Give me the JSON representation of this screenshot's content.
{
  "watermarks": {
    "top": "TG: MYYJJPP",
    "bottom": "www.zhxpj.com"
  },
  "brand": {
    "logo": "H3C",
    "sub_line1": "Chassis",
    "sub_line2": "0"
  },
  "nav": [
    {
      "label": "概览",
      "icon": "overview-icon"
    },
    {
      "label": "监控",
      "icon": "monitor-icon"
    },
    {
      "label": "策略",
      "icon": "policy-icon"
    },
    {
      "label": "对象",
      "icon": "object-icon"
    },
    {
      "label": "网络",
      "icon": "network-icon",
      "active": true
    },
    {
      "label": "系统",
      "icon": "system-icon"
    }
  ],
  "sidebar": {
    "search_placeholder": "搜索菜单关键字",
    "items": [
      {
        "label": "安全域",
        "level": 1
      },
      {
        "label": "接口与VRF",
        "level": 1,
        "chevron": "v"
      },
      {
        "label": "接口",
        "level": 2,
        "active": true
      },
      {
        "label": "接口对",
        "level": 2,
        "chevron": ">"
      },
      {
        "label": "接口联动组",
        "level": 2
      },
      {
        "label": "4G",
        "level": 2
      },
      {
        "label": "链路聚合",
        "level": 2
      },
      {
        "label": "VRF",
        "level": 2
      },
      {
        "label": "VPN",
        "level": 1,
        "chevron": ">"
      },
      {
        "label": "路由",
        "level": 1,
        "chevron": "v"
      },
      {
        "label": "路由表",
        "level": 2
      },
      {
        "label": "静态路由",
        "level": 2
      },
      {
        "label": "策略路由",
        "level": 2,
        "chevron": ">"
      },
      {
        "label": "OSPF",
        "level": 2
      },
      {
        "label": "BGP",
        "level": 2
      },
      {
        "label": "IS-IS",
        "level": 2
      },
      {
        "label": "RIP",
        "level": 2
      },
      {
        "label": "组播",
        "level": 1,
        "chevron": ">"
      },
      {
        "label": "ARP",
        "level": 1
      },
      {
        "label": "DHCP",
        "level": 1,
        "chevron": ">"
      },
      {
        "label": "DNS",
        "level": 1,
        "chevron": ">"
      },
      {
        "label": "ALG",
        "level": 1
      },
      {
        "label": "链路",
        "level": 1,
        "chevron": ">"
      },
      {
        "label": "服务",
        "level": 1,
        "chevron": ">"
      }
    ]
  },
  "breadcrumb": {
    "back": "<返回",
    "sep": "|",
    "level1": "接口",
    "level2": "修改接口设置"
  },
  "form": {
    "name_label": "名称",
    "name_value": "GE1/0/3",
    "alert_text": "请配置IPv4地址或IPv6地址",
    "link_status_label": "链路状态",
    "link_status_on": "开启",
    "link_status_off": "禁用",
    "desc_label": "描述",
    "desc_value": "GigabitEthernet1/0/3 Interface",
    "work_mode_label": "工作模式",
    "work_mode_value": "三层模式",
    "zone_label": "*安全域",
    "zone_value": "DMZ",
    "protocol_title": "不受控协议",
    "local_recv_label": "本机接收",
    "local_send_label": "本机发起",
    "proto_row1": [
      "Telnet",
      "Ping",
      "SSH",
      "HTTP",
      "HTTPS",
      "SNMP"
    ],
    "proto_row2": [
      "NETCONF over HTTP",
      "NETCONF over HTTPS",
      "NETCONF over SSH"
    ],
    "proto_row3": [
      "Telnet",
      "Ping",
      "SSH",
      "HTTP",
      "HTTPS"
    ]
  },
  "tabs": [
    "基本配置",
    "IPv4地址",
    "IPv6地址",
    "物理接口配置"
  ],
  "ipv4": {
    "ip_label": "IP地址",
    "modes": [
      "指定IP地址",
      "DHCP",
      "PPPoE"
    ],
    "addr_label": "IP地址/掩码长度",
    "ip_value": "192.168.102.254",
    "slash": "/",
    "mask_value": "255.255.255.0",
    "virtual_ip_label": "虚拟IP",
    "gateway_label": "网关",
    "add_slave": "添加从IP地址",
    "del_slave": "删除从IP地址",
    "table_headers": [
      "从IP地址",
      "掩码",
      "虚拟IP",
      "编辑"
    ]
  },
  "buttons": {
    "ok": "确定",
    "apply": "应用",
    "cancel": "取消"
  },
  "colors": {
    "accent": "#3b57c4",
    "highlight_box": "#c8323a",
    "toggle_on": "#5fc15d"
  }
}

◆ ◆ ◆ ◆

_SET EXERCISE_
Reproduce each entry word for word.

_THE RESPONSE_
Give me the JSON representation of this screenshot's content.
{
  "watermarks": {
    "top": "TG: MYYJJPP",
    "bottom": "www.zhxpj.com"
  },
  "brand": {
    "logo": "H3C",
    "sub_line1": "Chassis",
    "sub_line2": "0"
  },
  "nav": [
    {
      "label": "概览",
      "icon": "overview-icon"
    },
    {
      "label": "监控",
      "icon": "monitor-icon"
    },
    {
      "label": "策略",
      "icon": "policy-icon"
    },
    {
      "label": "对象",
      "icon": "object-icon"
    },
    {
      "label": "网络",
      "icon": "network-icon",
      "active": true
    },
    {
      "label": "系统",
      "icon": "system-icon"
    }
  ],
  "sidebar": {
    "search_placeholder": "搜索菜单关键字",
    "items": [
      {
        "label": "安全域",
        "level": 1
      },
      {
        "label": "接口与VRF",
        "level": 1,
        "chevron": "v"
      },
      {
        "label": "接口",
        "level": 2,
        "active": true
      },
      {
        "label": "接口对",
        "level": 2,
        "chevron": ">"
      },
      {
        "label": "接口联动组",
        "level": 2
      },
      {
        "label": "4G",
        "level": 2
      },
      {
        "label": "链路聚合",
        "level": 2
      },
      {
        "label": "VRF",
        "level": 2
      },
      {
        "label": "VPN",
        "level": 1,
        "chevron": ">"
      },
      {
        "label": "路由",
        "level": 1,
        "chevron": "v"
      },
      {
        "label": "路由表",
        "level": 2
      },
      {
        "label": "静态路由",
        "level": 2
      },
      {
        "label": "策略路由",
        "level": 2,
        "chevron": ">"
      },
      {
        "label": "OSPF",
        "level": 2
      },
      {
        "label": "BGP",
        "level": 2
      },
      {
        "label": "IS-IS",
        "level": 2
      },
      {
        "label": "RIP",
        "level": 2
      },
      {
        "label": "组播",
        "level": 1,
        "chevron": ">"
      },
      {
        "label": "ARP",
        "level": 1
      },
      {
        "label": "DHCP",
        "level": 1,
        "chevron": ">"
      },
      {
        "label": "DNS",
        "level": 1,
        "chevron": ">"
      },
      {
        "label": "ALG",
        "level": 1
      },
      {
        "label": "链路",
        "level": 1,
        "chevron": ">"
      },
      {
        "label": "服务",
        "level": 1,
        "chevron": ">"
      }
    ]
  },
  "breadcrumb": {
    "back": "<返回",
    "sep": "|",
    "level1": "接口",
    "level2": "修改接口设置"
  },
  "form": {
    "name_label": "名称",
    "name_value": "GE1/0/3",
    "alert_text": "请配置IPv4地址或IPv6地址",
    "link_status_label": "链路状态",
    "link_status_on": "开启",
    "link_status_off": "禁用",
    "desc_label": "描述",
    "desc_value": "GigabitEthernet1/0/3 Interface",
    "work_mode_label": "工作模式",
    "work_mode_value": "三层模式",
    "zone_label": "*安全域",
    "zone_value": "DMZ",
    "protocol_title": "不受控协议",
    "local_recv_label": "本机接收",
    "local_send_label": "本机发起",
    "proto_row1": [
      "Telnet",
      "Ping",
      "SSH",
      "HTTP",
      "HTTPS",
      "SNMP"
    ],
    "proto_row2": [
      "NETCONF over HTTP",
      "NETCONF over HTTPS",
      "NETCONF over SSH"
    ],
    "proto_row3": [
      "Telnet",
      "Ping",
      "SSH",
      "HTTP",
      "HTTPS"
    ]
  },
  "tabs": [
    "基本配置",
    "IPv4地址",
    "IPv6地址",
    "物理接口配置"
  ],
  "ipv4": {
    "ip_label": "IP地址",
    "modes": [
      "指定IP地址",
      "DHCP",
      "PPPoE"
    ],
    "addr_label": "IP地址/掩码长度",
    "ip_value": "192.168.102.254",
    "slash": "/",
    "mask_value": "255.255.255.0",
    "virtual_ip_label": "虚拟IP",
    "gateway_label": "网关",
    "add_slave": "添加从IP地址",
    "del_slave": "删除从IP地址",
    "table_headers": [
      "从IP地址",
      "掩码",
      "虚拟IP",
      "编辑"
    ]
  },
  "buttons": {
    "ok": "确定",
    "apply": "应用",
    "cancel": "取消"
  },
  "colors": {
    "accent": "#3b57c4",
    "highlight_box": "#c8323a",
    "toggle_on": "#5fc15d"
  }
}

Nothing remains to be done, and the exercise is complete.